- Raw records -
++++++

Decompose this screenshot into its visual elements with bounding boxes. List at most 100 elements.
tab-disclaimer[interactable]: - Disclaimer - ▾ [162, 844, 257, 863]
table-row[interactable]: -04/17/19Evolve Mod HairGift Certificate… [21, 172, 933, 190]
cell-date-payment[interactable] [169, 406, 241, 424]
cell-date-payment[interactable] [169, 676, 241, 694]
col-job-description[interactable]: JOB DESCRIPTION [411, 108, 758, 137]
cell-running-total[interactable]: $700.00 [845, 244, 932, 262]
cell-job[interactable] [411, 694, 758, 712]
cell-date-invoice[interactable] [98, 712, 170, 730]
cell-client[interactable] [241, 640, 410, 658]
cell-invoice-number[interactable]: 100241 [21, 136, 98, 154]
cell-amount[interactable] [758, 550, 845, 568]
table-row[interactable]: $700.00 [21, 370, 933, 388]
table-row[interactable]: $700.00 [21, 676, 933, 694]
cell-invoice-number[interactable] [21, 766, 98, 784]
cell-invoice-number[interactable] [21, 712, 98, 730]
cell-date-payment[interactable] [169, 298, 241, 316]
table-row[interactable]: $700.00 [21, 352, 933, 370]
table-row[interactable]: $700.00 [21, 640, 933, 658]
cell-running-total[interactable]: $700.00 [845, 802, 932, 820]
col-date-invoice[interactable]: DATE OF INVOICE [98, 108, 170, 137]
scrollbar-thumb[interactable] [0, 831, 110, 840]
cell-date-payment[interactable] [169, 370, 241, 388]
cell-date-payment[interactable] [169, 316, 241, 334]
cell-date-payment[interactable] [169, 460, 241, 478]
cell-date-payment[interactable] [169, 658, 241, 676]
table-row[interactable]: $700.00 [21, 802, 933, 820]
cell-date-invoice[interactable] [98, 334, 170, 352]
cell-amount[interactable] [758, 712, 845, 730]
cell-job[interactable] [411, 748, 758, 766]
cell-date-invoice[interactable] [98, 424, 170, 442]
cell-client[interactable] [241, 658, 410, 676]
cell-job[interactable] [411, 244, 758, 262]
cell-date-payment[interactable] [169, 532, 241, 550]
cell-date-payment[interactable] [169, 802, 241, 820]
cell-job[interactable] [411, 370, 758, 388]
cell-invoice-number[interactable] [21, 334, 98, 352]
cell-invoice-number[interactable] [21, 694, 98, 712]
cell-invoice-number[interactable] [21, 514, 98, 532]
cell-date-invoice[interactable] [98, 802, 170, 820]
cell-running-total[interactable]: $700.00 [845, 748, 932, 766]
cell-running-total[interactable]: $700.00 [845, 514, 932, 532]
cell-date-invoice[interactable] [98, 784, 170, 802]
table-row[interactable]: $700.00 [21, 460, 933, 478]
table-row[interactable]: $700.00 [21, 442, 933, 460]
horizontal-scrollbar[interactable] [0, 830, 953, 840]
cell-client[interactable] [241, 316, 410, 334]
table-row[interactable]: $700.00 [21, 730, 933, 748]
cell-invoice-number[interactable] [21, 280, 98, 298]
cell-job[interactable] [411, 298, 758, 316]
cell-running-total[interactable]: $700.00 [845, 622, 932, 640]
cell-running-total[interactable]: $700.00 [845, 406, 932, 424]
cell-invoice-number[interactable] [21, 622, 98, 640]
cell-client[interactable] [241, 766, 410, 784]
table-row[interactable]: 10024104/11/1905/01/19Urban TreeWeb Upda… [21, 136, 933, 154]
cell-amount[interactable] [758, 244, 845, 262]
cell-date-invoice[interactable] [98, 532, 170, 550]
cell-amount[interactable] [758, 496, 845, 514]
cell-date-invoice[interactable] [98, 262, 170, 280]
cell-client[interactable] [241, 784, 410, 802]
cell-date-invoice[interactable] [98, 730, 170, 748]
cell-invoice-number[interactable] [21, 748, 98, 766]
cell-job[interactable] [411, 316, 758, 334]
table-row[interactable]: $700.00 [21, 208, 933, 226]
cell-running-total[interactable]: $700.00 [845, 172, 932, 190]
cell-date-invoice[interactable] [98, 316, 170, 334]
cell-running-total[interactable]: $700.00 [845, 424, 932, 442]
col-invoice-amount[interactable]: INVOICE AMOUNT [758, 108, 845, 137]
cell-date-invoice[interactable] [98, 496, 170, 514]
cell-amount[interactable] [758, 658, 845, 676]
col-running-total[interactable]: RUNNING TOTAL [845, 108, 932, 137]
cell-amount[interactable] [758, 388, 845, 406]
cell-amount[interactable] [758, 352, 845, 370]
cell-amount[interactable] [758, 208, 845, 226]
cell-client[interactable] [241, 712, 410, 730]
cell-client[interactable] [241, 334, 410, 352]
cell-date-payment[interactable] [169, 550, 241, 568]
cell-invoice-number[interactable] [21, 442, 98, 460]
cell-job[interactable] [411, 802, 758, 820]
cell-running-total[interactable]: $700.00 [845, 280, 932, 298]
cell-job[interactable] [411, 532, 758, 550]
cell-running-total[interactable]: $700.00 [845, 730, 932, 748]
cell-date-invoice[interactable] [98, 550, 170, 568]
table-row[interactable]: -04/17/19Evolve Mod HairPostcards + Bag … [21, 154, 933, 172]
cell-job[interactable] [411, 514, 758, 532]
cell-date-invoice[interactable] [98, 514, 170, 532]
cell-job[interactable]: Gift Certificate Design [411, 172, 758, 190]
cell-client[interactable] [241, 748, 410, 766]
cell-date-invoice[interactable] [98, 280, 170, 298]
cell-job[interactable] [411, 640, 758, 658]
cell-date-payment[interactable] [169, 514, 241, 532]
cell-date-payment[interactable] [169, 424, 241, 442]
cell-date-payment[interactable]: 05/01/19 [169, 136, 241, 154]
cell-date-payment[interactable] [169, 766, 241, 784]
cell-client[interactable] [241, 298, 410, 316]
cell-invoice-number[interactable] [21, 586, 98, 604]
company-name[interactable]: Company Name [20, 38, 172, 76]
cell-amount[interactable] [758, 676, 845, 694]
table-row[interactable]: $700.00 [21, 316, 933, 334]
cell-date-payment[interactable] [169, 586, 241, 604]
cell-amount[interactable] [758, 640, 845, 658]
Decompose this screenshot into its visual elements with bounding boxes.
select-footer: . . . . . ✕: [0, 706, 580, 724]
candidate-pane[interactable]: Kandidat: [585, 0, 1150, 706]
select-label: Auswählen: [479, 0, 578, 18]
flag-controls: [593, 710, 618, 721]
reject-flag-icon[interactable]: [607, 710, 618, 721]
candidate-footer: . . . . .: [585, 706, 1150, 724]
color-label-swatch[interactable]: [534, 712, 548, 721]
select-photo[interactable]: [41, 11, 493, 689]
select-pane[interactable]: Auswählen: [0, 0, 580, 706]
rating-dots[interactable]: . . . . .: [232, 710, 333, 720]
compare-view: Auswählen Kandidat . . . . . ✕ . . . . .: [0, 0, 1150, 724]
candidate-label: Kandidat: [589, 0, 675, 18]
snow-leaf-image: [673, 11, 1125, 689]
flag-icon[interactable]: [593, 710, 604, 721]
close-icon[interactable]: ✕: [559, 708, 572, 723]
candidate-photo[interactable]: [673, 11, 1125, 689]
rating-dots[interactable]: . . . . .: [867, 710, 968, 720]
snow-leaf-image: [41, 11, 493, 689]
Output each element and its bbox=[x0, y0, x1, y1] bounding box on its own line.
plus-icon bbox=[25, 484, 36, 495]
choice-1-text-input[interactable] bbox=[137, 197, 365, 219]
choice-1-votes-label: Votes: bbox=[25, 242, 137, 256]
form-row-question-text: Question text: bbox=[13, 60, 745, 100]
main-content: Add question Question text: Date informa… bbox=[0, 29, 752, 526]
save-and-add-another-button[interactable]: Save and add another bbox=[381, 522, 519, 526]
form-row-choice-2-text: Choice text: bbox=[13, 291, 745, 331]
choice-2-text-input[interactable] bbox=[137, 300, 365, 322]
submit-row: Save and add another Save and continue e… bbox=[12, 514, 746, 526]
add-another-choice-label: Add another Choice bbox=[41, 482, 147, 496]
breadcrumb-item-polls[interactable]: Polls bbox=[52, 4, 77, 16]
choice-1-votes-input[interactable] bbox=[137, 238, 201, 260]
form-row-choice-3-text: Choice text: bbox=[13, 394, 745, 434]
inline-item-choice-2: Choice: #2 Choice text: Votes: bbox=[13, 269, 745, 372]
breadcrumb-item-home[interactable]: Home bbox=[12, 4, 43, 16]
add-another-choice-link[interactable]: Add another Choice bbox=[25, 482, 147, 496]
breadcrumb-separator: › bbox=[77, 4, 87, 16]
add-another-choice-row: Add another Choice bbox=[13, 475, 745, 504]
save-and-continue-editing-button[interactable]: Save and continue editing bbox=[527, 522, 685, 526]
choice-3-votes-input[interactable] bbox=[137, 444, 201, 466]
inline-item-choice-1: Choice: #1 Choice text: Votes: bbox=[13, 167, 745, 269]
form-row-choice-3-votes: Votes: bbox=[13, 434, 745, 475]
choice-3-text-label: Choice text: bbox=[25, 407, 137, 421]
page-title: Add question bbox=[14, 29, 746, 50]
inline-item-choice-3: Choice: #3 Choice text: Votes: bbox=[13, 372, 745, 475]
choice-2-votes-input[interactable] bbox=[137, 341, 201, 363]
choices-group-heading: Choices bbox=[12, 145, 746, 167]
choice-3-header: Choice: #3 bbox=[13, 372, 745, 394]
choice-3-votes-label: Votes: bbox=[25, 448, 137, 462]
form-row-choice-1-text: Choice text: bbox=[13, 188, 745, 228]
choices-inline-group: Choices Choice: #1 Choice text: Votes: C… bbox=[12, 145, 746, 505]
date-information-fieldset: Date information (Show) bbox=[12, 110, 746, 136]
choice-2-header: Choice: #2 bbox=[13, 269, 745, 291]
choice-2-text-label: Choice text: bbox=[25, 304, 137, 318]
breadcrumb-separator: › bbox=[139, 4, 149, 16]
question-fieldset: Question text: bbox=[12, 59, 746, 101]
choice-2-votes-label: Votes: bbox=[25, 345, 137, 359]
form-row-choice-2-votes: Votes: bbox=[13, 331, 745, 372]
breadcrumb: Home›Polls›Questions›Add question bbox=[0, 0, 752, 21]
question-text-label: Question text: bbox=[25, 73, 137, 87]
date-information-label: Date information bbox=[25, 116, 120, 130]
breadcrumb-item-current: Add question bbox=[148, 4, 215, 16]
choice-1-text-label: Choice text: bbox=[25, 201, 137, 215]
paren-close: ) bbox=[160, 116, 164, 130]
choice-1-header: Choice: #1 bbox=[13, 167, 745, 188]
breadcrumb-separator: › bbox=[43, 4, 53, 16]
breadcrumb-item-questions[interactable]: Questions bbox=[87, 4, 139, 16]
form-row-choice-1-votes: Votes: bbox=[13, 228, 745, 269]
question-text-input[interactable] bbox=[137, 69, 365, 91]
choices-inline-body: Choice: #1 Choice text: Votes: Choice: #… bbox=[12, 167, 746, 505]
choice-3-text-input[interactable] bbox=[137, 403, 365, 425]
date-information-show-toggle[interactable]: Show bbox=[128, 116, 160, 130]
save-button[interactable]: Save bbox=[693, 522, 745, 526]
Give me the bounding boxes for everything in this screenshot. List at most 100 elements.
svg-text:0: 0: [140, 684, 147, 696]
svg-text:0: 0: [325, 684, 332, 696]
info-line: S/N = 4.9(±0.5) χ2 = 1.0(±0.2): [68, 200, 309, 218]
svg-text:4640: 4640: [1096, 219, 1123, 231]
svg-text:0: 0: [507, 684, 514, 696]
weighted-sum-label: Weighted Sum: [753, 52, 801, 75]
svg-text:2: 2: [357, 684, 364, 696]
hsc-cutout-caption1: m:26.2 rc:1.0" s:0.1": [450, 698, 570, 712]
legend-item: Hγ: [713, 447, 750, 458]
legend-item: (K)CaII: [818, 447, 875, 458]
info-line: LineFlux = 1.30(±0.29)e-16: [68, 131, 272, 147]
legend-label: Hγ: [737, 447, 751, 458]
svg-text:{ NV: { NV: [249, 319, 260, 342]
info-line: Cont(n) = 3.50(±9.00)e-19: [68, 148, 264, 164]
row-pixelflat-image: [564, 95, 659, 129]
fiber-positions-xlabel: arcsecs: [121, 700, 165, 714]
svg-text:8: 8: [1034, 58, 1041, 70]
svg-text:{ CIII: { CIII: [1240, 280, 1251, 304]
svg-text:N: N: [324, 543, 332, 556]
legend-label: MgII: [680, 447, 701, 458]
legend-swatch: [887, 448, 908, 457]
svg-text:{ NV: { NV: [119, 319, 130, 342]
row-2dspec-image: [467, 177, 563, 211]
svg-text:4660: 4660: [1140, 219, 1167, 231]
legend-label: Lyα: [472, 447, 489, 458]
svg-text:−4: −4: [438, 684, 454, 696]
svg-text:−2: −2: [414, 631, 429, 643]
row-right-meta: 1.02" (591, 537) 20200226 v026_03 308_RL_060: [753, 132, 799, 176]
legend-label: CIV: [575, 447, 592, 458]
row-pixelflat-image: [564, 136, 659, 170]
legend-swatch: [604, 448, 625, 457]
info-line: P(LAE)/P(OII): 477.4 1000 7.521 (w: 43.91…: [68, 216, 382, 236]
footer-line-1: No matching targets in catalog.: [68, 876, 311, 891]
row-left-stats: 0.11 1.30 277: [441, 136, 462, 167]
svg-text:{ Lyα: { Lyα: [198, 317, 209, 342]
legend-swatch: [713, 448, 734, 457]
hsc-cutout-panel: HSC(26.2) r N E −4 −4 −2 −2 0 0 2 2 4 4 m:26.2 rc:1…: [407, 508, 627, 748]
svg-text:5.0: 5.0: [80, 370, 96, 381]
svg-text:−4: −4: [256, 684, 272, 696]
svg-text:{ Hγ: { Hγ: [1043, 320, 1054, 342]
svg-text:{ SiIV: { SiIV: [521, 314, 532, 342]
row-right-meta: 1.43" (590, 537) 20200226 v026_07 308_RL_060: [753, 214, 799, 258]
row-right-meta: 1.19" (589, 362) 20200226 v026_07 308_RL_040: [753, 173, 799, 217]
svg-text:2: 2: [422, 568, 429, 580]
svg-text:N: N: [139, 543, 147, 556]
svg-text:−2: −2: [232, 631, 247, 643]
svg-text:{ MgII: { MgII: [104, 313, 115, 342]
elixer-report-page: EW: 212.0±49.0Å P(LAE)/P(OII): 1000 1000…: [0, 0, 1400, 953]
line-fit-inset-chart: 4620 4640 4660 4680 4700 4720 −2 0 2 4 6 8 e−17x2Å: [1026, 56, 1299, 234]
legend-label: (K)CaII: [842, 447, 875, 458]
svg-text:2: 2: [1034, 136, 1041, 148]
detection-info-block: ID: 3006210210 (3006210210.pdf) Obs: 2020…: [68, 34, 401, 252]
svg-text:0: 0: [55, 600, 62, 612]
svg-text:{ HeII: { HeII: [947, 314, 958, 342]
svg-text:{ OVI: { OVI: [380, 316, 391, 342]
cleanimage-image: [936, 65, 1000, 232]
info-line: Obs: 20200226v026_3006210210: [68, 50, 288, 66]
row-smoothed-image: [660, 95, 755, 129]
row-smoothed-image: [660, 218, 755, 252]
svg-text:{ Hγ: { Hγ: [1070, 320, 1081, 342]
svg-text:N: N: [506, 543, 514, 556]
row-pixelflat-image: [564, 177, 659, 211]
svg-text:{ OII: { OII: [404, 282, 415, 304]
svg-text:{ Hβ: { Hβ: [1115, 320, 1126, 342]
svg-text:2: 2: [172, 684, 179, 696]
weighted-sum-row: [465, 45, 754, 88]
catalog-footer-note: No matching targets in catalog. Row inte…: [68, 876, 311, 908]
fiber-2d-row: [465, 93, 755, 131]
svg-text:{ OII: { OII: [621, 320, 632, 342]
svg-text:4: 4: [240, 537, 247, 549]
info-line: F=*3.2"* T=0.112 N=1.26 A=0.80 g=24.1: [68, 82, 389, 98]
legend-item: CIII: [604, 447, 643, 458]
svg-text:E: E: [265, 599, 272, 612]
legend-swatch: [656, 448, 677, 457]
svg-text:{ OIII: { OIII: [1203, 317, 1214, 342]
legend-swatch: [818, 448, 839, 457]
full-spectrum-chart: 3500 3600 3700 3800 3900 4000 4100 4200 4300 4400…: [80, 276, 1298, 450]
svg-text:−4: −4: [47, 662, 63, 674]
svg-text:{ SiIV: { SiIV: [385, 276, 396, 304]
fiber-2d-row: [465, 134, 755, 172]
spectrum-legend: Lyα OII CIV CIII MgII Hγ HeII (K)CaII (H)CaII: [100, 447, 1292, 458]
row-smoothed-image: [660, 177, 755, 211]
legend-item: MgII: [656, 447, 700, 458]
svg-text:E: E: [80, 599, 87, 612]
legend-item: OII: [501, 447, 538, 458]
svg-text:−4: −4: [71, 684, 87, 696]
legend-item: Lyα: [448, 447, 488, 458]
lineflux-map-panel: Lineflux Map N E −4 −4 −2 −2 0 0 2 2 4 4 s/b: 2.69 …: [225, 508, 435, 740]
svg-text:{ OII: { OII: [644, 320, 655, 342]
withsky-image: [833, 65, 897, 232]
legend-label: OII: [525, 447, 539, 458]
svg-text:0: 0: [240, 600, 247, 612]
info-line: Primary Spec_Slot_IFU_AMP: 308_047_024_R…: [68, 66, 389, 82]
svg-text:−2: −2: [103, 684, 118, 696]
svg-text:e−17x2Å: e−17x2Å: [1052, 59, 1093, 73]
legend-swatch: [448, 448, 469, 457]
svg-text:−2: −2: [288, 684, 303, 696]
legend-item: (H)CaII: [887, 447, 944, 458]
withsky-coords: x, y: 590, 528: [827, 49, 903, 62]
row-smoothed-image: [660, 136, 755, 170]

++++++

Copy every line of the records, starting at the first line and ending with the line containing "col-job-description[interactable]: JOB DESCRIPTION". Keep each line unchanged.

Decompose this screenshot into its visual elements with bounding boxes. List at most 100 elements.
tab-disclaimer[interactable]: - Disclaimer - ▾ [162, 844, 257, 863]
table-row[interactable]: -04/17/19Evolve Mod HairGift Certificate… [21, 172, 933, 190]
cell-date-payment[interactable] [169, 406, 241, 424]
cell-date-payment[interactable] [169, 676, 241, 694]
col-job-description[interactable]: JOB DESCRIPTION [411, 108, 758, 137]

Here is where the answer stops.